(Layout dataset entries)
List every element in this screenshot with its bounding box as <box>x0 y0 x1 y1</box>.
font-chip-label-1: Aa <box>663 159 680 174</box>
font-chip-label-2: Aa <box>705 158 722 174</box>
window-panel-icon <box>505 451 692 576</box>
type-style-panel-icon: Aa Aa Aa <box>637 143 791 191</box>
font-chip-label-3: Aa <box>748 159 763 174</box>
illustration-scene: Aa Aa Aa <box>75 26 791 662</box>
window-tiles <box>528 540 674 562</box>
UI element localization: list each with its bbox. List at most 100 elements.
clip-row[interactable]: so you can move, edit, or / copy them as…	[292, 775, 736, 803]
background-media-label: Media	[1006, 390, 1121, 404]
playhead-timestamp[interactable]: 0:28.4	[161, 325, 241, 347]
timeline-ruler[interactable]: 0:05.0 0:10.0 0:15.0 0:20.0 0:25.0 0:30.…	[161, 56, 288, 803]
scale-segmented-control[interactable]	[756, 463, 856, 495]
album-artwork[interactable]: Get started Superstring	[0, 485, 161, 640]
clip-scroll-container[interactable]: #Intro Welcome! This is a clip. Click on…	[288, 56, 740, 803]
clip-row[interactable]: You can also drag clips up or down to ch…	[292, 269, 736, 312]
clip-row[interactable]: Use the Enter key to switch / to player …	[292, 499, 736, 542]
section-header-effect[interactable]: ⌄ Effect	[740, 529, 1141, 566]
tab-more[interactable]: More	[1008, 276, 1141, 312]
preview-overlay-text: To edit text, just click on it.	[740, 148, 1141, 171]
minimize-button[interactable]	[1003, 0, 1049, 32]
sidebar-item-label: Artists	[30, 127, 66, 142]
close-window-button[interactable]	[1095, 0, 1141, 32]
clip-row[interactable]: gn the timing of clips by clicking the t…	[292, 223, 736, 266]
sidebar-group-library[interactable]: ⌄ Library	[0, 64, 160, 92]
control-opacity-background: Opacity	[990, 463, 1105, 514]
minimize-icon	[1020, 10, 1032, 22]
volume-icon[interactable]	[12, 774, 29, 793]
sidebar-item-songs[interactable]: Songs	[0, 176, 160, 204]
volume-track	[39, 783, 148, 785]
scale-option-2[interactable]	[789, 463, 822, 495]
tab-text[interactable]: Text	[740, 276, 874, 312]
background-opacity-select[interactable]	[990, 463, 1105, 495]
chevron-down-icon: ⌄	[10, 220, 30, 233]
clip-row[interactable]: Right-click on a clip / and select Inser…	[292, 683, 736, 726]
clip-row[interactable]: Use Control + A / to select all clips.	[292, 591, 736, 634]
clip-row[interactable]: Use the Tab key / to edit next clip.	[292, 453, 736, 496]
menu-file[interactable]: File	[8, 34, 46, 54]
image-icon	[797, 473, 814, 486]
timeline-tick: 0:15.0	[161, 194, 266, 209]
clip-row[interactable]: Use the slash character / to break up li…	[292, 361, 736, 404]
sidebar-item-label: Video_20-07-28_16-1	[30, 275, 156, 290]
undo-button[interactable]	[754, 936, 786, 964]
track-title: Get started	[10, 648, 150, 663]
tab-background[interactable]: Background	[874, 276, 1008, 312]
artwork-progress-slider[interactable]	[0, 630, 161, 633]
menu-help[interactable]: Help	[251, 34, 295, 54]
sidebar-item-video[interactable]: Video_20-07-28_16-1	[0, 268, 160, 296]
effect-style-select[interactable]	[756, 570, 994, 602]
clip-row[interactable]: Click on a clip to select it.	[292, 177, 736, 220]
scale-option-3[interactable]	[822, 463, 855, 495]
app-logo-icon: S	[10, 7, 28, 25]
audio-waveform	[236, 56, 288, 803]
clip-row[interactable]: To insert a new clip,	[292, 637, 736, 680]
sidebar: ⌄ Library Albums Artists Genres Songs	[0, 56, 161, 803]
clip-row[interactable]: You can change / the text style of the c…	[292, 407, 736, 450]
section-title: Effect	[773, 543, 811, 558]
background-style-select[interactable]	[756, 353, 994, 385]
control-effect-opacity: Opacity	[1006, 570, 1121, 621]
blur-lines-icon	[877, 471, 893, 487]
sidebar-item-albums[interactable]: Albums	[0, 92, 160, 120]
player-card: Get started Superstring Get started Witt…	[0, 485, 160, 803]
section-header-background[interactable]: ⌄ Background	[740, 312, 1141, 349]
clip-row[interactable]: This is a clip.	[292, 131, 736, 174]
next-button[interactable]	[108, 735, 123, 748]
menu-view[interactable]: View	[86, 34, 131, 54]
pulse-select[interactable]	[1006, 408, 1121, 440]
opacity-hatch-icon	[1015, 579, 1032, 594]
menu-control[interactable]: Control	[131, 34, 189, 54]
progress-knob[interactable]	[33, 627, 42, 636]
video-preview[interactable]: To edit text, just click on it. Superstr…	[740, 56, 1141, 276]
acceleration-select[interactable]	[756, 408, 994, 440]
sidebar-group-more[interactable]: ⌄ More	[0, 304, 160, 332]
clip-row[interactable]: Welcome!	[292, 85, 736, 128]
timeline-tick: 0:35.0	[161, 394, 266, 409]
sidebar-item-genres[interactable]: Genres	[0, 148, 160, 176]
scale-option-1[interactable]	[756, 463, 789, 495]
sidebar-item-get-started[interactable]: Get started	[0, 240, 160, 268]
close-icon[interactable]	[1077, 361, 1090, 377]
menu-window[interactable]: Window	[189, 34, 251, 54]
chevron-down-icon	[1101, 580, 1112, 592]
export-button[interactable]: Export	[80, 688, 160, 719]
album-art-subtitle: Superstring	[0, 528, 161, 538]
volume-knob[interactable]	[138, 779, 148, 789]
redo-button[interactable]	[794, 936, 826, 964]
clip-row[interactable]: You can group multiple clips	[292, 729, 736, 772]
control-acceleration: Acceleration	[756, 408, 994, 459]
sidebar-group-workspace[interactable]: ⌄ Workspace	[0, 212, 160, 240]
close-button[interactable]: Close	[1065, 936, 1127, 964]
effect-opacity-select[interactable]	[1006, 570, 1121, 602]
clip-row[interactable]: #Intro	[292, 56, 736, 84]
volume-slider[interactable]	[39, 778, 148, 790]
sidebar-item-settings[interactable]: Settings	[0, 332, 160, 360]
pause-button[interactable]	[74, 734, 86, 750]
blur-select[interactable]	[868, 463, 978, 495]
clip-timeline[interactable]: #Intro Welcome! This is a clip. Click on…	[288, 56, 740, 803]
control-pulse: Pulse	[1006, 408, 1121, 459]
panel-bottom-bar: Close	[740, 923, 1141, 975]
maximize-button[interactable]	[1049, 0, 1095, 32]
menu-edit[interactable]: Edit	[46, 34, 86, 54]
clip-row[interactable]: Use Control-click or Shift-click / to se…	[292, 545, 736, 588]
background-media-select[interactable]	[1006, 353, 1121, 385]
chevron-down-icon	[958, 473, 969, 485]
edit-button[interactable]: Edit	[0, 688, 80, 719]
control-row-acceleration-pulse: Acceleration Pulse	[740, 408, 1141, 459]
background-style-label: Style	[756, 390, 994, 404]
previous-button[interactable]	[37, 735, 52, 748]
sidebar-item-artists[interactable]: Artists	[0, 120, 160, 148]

» Work instructions: Format the data as a Markdown table with the columns Row and Line. Begin at the first line of the data, stop after the line that contains "clip-row[interactable]: Use the Enter", and leave out blank lines.

» Exercise solution:
| Row | Line |
|---|---|
| 1 | List every element in this screenshot with its bounding box as <box>x0 y0 x1 y1</box>. |
| 2 | font-chip-label-1: Aa <box>663 159 680 174</box> |
| 3 | font-chip-label-2: Aa <box>705 158 722 174</box> |
| 4 | window-panel-icon <box>505 451 692 576</box> |
| 5 | type-style-panel-icon: Aa Aa Aa <box>637 143 791 191</box> |
| 6 | font-chip-label-3: Aa <box>748 159 763 174</box> |
| 7 | illustration-scene: Aa Aa Aa <box>75 26 791 662</box> |
| 8 | window-tiles <box>528 540 674 562</box> |
| 9 | UI element localization: list each with its bbox. List at most 100 elements. |
| 10 | clip-row[interactable]: so you can move, edit, or / copy them as…	[292, 775, 736, 803] |
| 11 | background-media-label: Media	[1006, 390, 1121, 404] |
| 12 | playhead-timestamp[interactable]: 0:28.4	[161, 325, 241, 347] |
| 13 | timeline-ruler[interactable]: 0:05.0 0:10.0 0:15.0 0:20.0 0:25.0 0:30.…	[161, 56, 288, 803] |
| 14 | scale-segmented-control[interactable]	[756, 463, 856, 495] |
| 15 | album-artwork[interactable]: Get started Superstring	[0, 485, 161, 640] |
| 16 | clip-scroll-container[interactable]: #Intro Welcome! This is a clip. Click on…	[288, 56, 740, 803] |
| 17 | clip-row[interactable]: You can also drag clips up or down to ch…	[292, 269, 736, 312] |
| 18 | clip-row[interactable]: Use the Enter key to switch / to player …	[292, 499, 736, 542] |